GOALS:
1: Decide whether each statement agrees with the forum thread below. Answer yes or no for each and quote the deciding words from the thread.
(a) The original poster reports often being the one who starts the conversation.
(b) The original poster says he never leaves messages unanswered for long.
(c) Badtasteflump is certain that the repeated posts come from the original poster.
2: Retype the part of the forum thread below starting with "simdd · 15/06/2020" and going on through "to my phone)".

Mumsnet has not checked the qualifications of anyone posting here. If you need help urgently or expert advice, please see our domestic violence webguide and/or relationships webguide. Many Mumsnetters experiencing domestic abuse have found this thread helpful: Listen up, everybody

Do you think I text him too much?

58 replies

simdd · 15/06/2020 09:50

This last week I've noticed.
I text him a lot.
It's me starting the conversation a lot of the time.
He reply's and continues the conversation but I feel like I'm annoying him.
Sometimes he ignores me for hours (this is why I think I'm annoying him )
Il text him on a morning then carry on the conversation all day (or try )
Today I'm trying to wait for him to text first(maybe show him I'm not glued to my phone)
Do you think I'm texting far too much ?

OP posts:
Badtasteflump · 16/06/2020 10:43

To be fair to the OP, it might not be her - there must be thousands of women out there putting up with this kind of crap, and with lockdown they have more time on their hands to think about nothing else ☹. And actually if it is her who keeps posting, so what? If a friend of yours kept saying she was going to leave an abusive man and then didn't, would you just lose patience or would you keep trying to help?

backseatcookers · 16/06/2020 14:13

If a friend of yours kept saying she was going to leave an abusive man and then didn't, would you just lose patience or would you keep trying to help?

SOURCE DATA:
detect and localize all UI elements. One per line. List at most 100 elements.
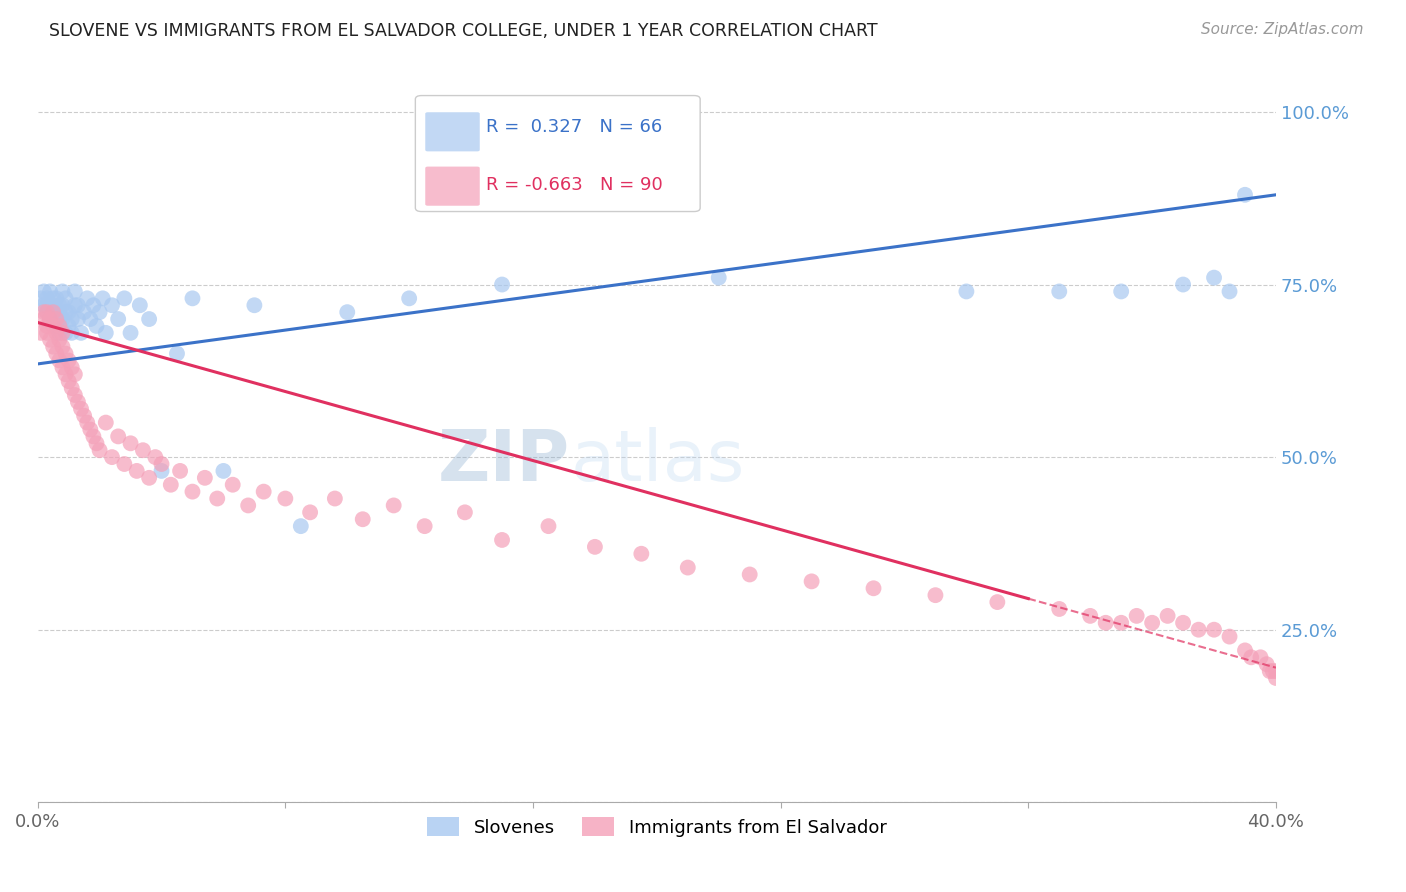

ANSWERS FOR THE EXERCISE:
1:
(a) Yes: "It's me starting the conversation a lot of the time."
(b) No: "Sometimes he ignores me for hours"
(c) No: "it might not be her"

2:
simdd · 15/06/2020 09:50

This last week I've noticed.
I text him a lot.
It's me starting the conversation a lot of the time.
He reply's and continues the conversation but I feel like I'm annoying him.
Sometimes he ignores me for hours (this is why I think I'm annoying him )
Il text him on a morning then carry on the conversation all day (or try )
Today I'm trying to wait for him to text first(maybe show him I'm not glued to my phone)